State the number of lines in these records holding "Combined". Say nothing more.

=== Recorded information ===

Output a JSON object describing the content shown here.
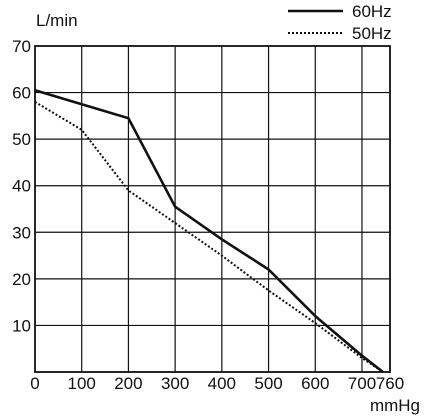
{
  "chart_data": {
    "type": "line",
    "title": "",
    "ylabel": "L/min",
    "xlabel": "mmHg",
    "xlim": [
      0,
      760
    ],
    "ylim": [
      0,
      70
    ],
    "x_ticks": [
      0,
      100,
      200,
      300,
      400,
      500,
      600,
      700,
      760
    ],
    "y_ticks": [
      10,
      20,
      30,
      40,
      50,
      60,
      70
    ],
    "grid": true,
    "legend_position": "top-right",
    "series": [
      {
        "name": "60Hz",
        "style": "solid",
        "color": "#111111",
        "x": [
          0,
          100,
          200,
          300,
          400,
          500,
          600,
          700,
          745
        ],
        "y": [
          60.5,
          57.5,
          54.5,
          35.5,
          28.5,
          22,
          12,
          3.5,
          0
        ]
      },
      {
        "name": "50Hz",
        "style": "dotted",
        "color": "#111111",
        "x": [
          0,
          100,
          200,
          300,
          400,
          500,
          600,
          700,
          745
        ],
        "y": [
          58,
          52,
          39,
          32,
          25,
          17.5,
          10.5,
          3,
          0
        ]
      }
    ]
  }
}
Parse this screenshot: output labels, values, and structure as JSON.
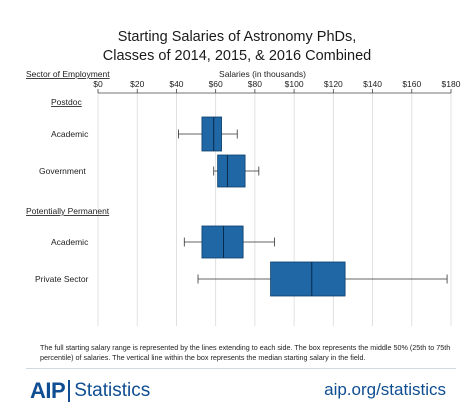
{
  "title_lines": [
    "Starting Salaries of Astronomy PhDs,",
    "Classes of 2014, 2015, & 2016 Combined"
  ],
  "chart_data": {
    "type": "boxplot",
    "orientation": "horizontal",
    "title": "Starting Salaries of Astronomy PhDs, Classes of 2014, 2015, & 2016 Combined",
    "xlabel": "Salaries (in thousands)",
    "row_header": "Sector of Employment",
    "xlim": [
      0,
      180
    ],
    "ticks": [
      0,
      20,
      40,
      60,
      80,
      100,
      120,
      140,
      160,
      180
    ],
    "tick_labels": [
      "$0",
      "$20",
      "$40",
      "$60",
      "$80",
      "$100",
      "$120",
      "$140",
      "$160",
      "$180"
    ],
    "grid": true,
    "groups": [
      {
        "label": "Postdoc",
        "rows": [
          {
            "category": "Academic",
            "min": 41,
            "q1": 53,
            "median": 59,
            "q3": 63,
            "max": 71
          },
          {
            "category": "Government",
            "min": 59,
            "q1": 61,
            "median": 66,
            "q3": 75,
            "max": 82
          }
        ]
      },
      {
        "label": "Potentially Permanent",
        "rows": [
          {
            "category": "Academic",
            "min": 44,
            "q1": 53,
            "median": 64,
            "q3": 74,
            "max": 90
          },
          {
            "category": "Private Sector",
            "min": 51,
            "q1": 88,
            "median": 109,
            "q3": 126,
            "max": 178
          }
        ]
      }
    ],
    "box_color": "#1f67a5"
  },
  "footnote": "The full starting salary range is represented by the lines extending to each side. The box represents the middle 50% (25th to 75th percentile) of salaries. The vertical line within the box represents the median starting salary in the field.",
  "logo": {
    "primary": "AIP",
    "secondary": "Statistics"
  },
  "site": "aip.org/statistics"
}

===
=== Recorded information ===

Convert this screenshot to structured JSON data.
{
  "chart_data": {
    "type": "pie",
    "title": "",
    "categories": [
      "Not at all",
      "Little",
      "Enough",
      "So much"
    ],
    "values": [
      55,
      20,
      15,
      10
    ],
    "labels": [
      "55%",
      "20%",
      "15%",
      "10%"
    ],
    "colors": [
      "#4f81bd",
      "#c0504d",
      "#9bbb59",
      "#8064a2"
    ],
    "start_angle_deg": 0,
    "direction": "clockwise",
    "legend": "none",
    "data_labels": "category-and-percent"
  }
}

===
=== Recorded information ===

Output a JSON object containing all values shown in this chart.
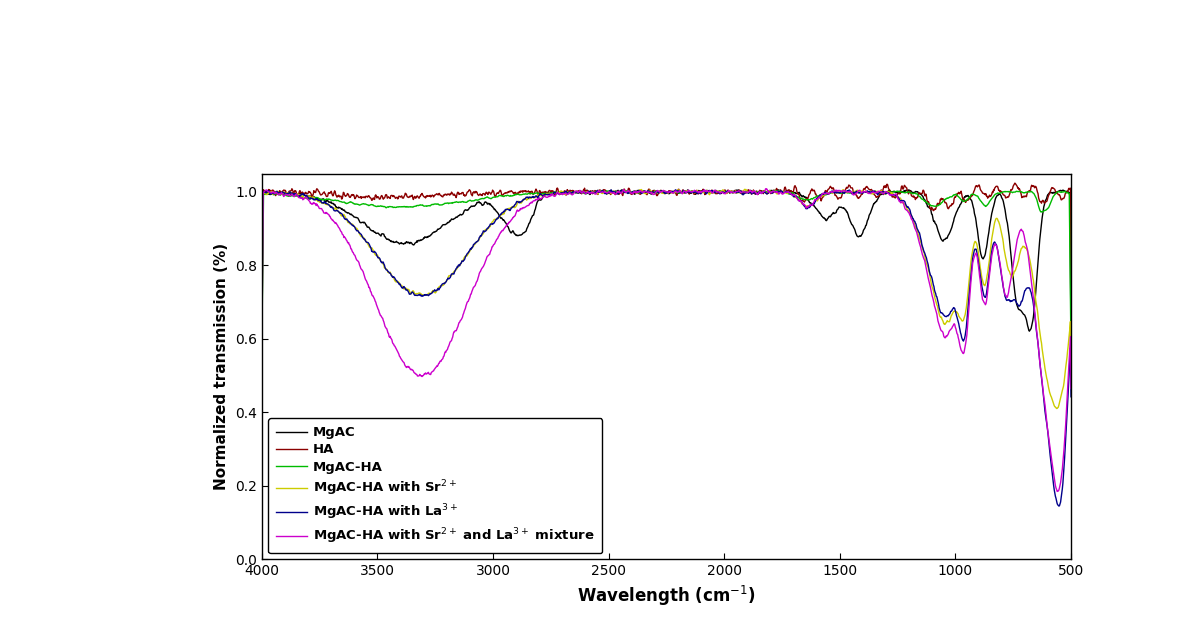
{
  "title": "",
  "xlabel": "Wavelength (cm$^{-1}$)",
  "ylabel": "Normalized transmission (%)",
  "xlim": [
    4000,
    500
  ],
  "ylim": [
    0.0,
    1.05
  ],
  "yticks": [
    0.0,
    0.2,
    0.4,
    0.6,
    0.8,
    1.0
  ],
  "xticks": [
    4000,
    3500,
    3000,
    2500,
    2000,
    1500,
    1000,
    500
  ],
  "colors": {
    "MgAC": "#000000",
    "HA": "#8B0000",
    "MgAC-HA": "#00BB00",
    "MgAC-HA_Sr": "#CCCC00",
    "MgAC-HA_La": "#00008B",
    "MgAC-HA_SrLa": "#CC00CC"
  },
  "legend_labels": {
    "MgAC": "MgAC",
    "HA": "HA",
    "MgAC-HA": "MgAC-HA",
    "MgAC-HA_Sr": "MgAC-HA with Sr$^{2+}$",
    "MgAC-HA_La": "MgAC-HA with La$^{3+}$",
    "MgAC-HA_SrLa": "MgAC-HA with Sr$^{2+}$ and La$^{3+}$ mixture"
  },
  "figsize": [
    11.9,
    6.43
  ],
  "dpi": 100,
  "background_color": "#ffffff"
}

===

* [The solution]: 2